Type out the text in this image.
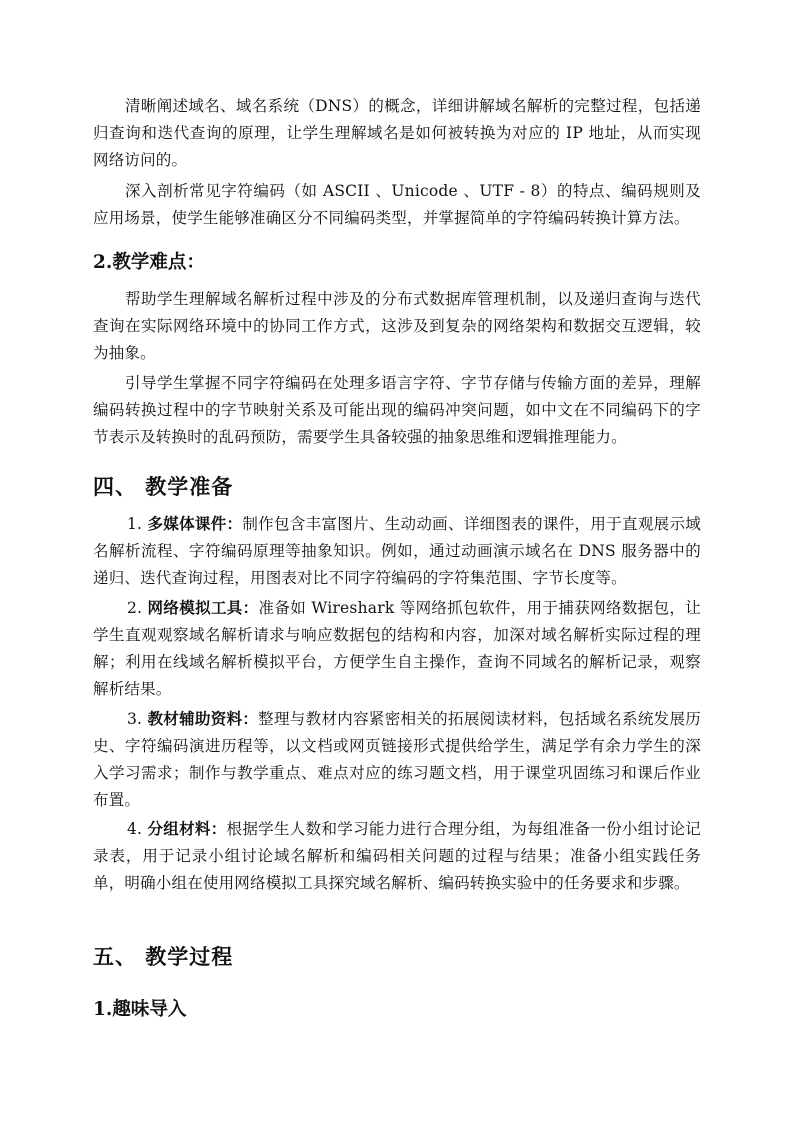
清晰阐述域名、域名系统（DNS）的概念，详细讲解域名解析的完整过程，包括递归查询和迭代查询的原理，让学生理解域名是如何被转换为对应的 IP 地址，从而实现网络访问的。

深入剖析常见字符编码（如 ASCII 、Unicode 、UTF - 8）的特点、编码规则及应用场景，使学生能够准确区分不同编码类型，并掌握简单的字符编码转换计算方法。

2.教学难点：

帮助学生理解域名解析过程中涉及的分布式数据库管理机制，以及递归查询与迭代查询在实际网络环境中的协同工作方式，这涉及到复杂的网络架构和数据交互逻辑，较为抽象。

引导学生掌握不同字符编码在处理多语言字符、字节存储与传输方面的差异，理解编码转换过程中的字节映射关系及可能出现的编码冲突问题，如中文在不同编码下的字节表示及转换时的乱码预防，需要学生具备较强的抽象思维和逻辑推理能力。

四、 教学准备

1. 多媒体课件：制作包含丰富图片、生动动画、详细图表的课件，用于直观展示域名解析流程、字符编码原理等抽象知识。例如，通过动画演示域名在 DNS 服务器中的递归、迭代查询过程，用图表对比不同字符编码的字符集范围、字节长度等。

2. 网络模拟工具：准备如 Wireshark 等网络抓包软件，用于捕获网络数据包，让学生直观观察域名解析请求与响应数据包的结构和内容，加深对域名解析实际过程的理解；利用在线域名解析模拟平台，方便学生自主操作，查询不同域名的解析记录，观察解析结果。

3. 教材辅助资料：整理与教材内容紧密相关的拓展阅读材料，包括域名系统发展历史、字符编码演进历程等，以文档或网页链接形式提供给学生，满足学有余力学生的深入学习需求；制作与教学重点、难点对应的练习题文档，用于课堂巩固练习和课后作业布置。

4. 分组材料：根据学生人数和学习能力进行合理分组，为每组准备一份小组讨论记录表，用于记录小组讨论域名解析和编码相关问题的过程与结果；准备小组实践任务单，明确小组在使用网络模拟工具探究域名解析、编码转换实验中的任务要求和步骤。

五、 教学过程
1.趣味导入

______________________________

Transcribe each entry above exactly, apart from the pictures.

Type out the text in this image.
清晰阐述域名、域名系统（DNS）的概念，详细讲解域名解析的完整过程，包括递归查询和迭代查询的原理，让学生理解域名是如何被转换为对应的 IP 地址，从而实现网络访问的。

深入剖析常见字符编码（如 ASCII 、Unicode 、UTF - 8）的特点、编码规则及应用场景，使学生能够准确区分不同编码类型，并掌握简单的字符编码转换计算方法。

2.教学难点：

帮助学生理解域名解析过程中涉及的分布式数据库管理机制，以及递归查询与迭代查询在实际网络环境中的协同工作方式，这涉及到复杂的网络架构和数据交互逻辑，较为抽象。

引导学生掌握不同字符编码在处理多语言字符、字节存储与传输方面的差异，理解编码转换过程中的字节映射关系及可能出现的编码冲突问题，如中文在不同编码下的字节表示及转换时的乱码预防，需要学生具备较强的抽象思维和逻辑推理能力。

四、 教学准备

1. 多媒体课件：制作包含丰富图片、生动动画、详细图表的课件，用于直观展示域名解析流程、字符编码原理等抽象知识。例如，通过动画演示域名在 DNS 服务器中的递归、迭代查询过程，用图表对比不同字符编码的字符集范围、字节长度等。

2. 网络模拟工具：准备如 Wireshark 等网络抓包软件，用于捕获网络数据包，让学生直观观察域名解析请求与响应数据包的结构和内容，加深对域名解析实际过程的理解；利用在线域名解析模拟平台，方便学生自主操作，查询不同域名的解析记录，观察解析结果。

3. 教材辅助资料：整理与教材内容紧密相关的拓展阅读材料，包括域名系统发展历史、字符编码演进历程等，以文档或网页链接形式提供给学生，满足学有余力学生的深入学习需求；制作与教学重点、难点对应的练习题文档，用于课堂巩固练习和课后作业布置。

4. 分组材料：根据学生人数和学习能力进行合理分组，为每组准备一份小组讨论记录表，用于记录小组讨论域名解析和编码相关问题的过程与结果；准备小组实践任务单，明确小组在使用网络模拟工具探究域名解析、编码转换实验中的任务要求和步骤。

五、 教学过程
1.趣味导入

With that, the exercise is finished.